● PROBLEM TO SOLVE:
Copy all lines that contain the word "خوفا".

(Extracted data entries)
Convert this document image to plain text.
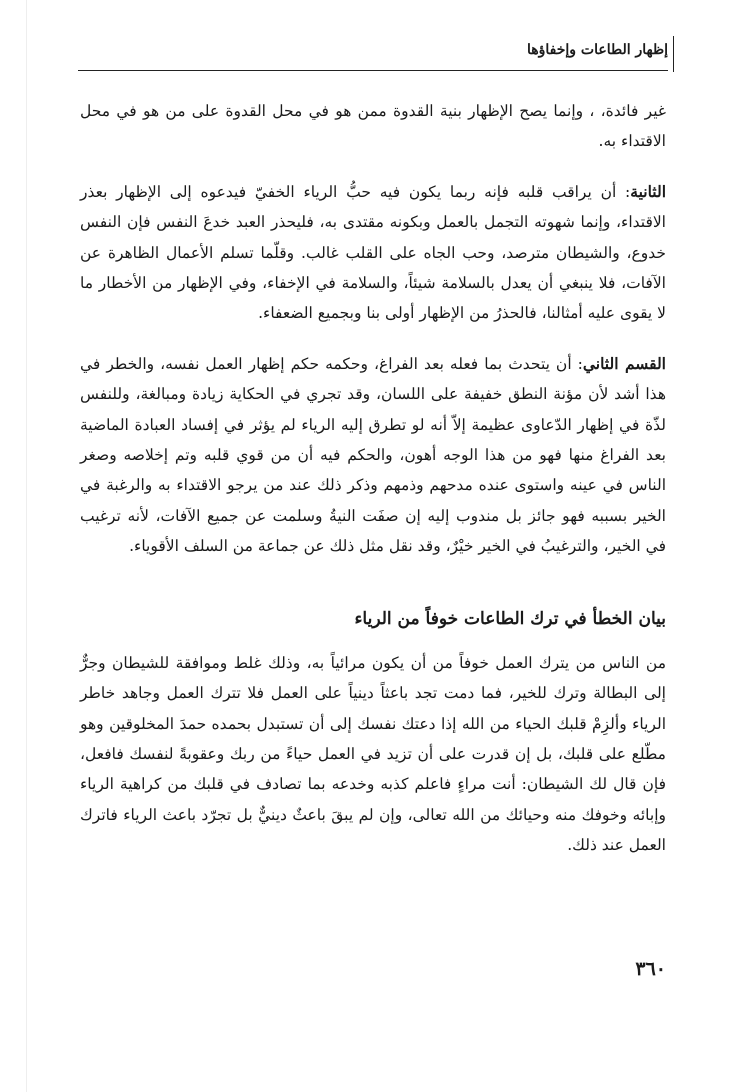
إظهار الطاعات وإخفاؤها

غير فائدة، ، وإنما يصح الإظهار بنية القدوة ممن هو في محل القدوة على من هو في محل الاقتداء به.

الثانية: أن يراقب قلبه فإنه ربما يكون فيه حبُّ الرياء الخفيّ فيدعوه إلى الإظهار بعذر الاقتداء، وإنما شهوته التجمل بالعمل وبكونه مقتدى به، فليحذر العبد خدعَ النفس فإن النفس خدوع، والشيطان مترصد، وحب الجاه على القلب غالب. وقلّما تسلم الأعمال الظاهرة عن الآفات، فلا ينبغي أن يعدل بالسلامة شيئاً، والسلامة في الإخفاء، وفي الإظهار من الأخطار ما لا يقوى عليه أمثالنا، فالحذرُ من الإظهار أولى بنا وبجميع الضعفاء.

القسم الثاني: أن يتحدث بما فعله بعد الفراغ، وحكمه حكم إظهار العمل نفسه، والخطر في هذا أشد لأن مؤنة النطق خفيفة على اللسان، وقد تجري في الحكاية زيادة ومبالغة، وللنفس لذّة في إظهار الدّعاوى عظيمة إلاّ أنه لو تطرق إليه الرياء لم يؤثر في إفساد العبادة الماضية بعد الفراغ منها فهو من هذا الوجه أهون، والحكم فيه أن من قوي قلبه وتم إخلاصه وصغر الناس في عينه واستوى عنده مدحهم وذمهم وذكر ذلك عند من يرجو الاقتداء به والرغبة في الخير بسببه فهو جائز بل مندوب إليه إن صفَت النيةُ وسلمت عن جميع الآفات، لأنه ترغيب في الخير، والترغيبُ في الخير خيْرٌ، وقد نقل مثل ذلك عن جماعة من السلف الأقوياء.

بيان الخطأ في ترك الطاعات خوفاً من الرياء

من الناس من يترك العمل خوفاً من أن يكون مرائياً به، وذلك غلط وموافقة للشيطان وجرٌّ إلى البطالة وترك للخير، فما دمت تجد باعثاً دينياً على العمل فلا تترك العمل وجاهد خاطر الرياء وألزِمْ قلبك الحياء من الله إذا دعتك نفسك إلى أن تستبدل بحمده حمدَ المخلوقين وهو مطّلع على قلبك، بل إن قدرت على أن تزيد في العمل حياءً من ربك وعقوبةً لنفسك فافعل، فإن قال لك الشيطان: أنت مراءٍ فاعلم كذبه وخدعه بما تصادف في قلبك من كراهية الرياء وإبائه وخوفك منه وحيائك من الله تعالى، وإن لم يبقَ باعثٌ دينيٌّ بل تجرّد باعث الرياء فاترك العمل عند ذلك.

٣٦٠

● SOLUTION:
بيان الخطأ في ترك الطاعات خوفاً من الرياء
من الناس من يترك العمل خوفاً من أن يكون مرائياً به، وذلك غلط وموافقة للشيطان وجرٌّ إلى البطالة وترك للخير، فما دمت تجد باعثاً دينياً على العمل فلا تترك العمل وجاهد خاطر الرياء وألزِمْ قلبك الحياء من الله إذا دعتك نفسك إلى أن تستبدل بحمده حمدَ المخلوقين وهو مطّلع على قلبك، بل إن قدرت على أن تزيد في العمل حياءً من ربك وعقوبةً لنفسك فافعل، فإن قال لك الشيطان: أنت مراءٍ فاعلم كذبه وخدعه بما تصادف في قلبك من كراهية الرياء وإبائه وخوفك منه وحيائك من الله تعالى، وإن لم يبقَ باعثٌ دينيٌّ بل تجرّد باعث الرياء فاترك العمل عند ذلك.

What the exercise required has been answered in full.